## Your task
Each entry that follows is to be retyped exactly. Pictures do not belong in the copy.

## Material for the task
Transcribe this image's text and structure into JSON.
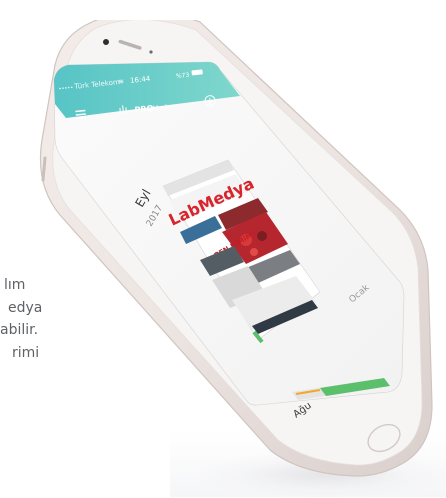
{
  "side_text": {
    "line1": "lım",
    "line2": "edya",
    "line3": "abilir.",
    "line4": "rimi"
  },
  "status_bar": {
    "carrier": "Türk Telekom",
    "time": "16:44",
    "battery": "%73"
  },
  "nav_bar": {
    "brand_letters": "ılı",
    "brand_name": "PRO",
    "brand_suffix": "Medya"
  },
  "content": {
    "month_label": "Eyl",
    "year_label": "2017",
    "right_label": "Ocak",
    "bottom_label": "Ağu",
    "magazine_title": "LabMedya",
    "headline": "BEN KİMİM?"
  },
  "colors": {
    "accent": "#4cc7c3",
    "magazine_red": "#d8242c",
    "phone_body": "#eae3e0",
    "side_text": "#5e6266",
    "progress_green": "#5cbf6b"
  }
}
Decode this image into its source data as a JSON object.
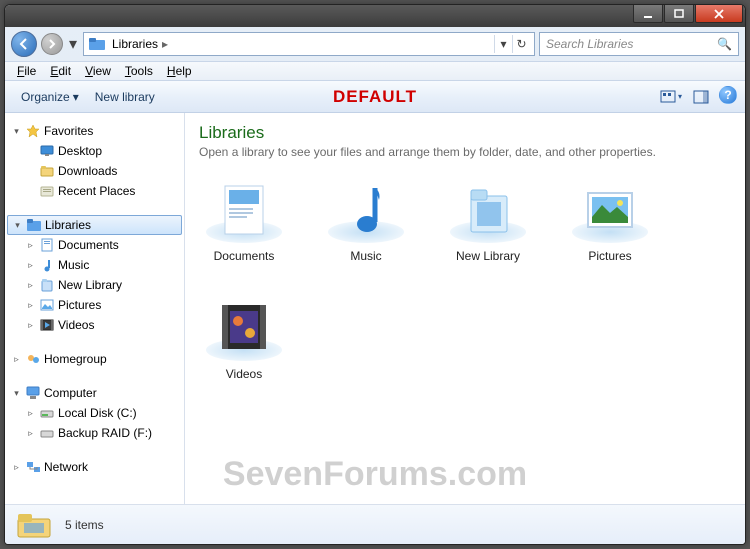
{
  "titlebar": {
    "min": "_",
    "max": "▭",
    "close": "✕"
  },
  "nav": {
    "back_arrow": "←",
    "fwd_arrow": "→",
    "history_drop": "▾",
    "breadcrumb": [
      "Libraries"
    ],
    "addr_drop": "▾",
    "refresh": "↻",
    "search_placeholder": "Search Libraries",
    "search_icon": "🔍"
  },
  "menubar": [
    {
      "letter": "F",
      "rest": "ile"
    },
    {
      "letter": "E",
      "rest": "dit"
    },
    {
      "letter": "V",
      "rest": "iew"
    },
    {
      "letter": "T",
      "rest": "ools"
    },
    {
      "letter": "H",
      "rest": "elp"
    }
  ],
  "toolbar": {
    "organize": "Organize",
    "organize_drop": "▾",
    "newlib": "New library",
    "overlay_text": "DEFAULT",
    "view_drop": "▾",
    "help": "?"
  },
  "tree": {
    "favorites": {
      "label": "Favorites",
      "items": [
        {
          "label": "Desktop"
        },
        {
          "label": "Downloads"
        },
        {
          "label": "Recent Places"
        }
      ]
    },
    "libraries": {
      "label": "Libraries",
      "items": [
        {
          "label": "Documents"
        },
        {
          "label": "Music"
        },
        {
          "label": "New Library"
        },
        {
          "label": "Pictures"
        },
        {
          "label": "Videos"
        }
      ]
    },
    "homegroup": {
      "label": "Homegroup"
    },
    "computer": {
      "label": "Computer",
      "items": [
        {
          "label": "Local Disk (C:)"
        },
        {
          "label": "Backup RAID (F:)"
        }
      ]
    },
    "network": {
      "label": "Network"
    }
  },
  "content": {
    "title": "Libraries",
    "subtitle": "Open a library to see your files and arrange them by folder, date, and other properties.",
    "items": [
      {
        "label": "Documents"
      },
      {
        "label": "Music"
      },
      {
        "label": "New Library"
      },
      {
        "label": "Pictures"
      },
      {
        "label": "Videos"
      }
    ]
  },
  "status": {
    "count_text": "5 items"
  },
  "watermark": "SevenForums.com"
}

## Task response
Transcribe this image's text and structure into JSON.
{
  "side_text": {
    "line1": "lım",
    "line2": "edya",
    "line3": "abilir.",
    "line4": "rimi"
  },
  "status_bar": {
    "carrier": "Türk Telekom",
    "time": "16:44",
    "battery": "%73"
  },
  "nav_bar": {
    "brand_letters": "ılı",
    "brand_name": "PRO",
    "brand_suffix": "Medya"
  },
  "content": {
    "month_label": "Eyl",
    "year_label": "2017",
    "right_label": "Ocak",
    "bottom_label": "Ağu",
    "magazine_title": "LabMedya",
    "headline": "BEN KİMİM?"
  },
  "colors": {
    "accent": "#4cc7c3",
    "magazine_red": "#d8242c",
    "phone_body": "#eae3e0",
    "side_text": "#5e6266",
    "progress_green": "#5cbf6b"
  }
}
Decode this image into its source data as a JSON object.
{
  "titlebar": {
    "min": "_",
    "max": "▭",
    "close": "✕"
  },
  "nav": {
    "back_arrow": "←",
    "fwd_arrow": "→",
    "history_drop": "▾",
    "breadcrumb": [
      "Libraries"
    ],
    "addr_drop": "▾",
    "refresh": "↻",
    "search_placeholder": "Search Libraries",
    "search_icon": "🔍"
  },
  "menubar": [
    {
      "letter": "F",
      "rest": "ile"
    },
    {
      "letter": "E",
      "rest": "dit"
    },
    {
      "letter": "V",
      "rest": "iew"
    },
    {
      "letter": "T",
      "rest": "ools"
    },
    {
      "letter": "H",
      "rest": "elp"
    }
  ],
  "toolbar": {
    "organize": "Organize",
    "organize_drop": "▾",
    "newlib": "New library",
    "overlay_text": "DEFAULT",
    "view_drop": "▾",
    "help": "?"
  },
  "tree": {
    "favorites": {
      "label": "Favorites",
      "items": [
        {
          "label": "Desktop"
        },
        {
          "label": "Downloads"
        },
        {
          "label": "Recent Places"
        }
      ]
    },
    "libraries": {
      "label": "Libraries",
      "items": [
        {
          "label": "Documents"
        },
        {
          "label": "Music"
        },
        {
          "label": "New Library"
        },
        {
          "label": "Pictures"
        },
        {
          "label": "Videos"
        }
      ]
    },
    "homegroup": {
      "label": "Homegroup"
    },
    "computer": {
      "label": "Computer",
      "items": [
        {
          "label": "Local Disk (C:)"
        },
        {
          "label": "Backup RAID (F:)"
        }
      ]
    },
    "network": {
      "label": "Network"
    }
  },
  "content": {
    "title": "Libraries",
    "subtitle": "Open a library to see your files and arrange them by folder, date, and other properties.",
    "items": [
      {
        "label": "Documents"
      },
      {
        "label": "Music"
      },
      {
        "label": "New Library"
      },
      {
        "label": "Pictures"
      },
      {
        "label": "Videos"
      }
    ]
  },
  "status": {
    "count_text": "5 items"
  },
  "watermark": "SevenForums.com"
}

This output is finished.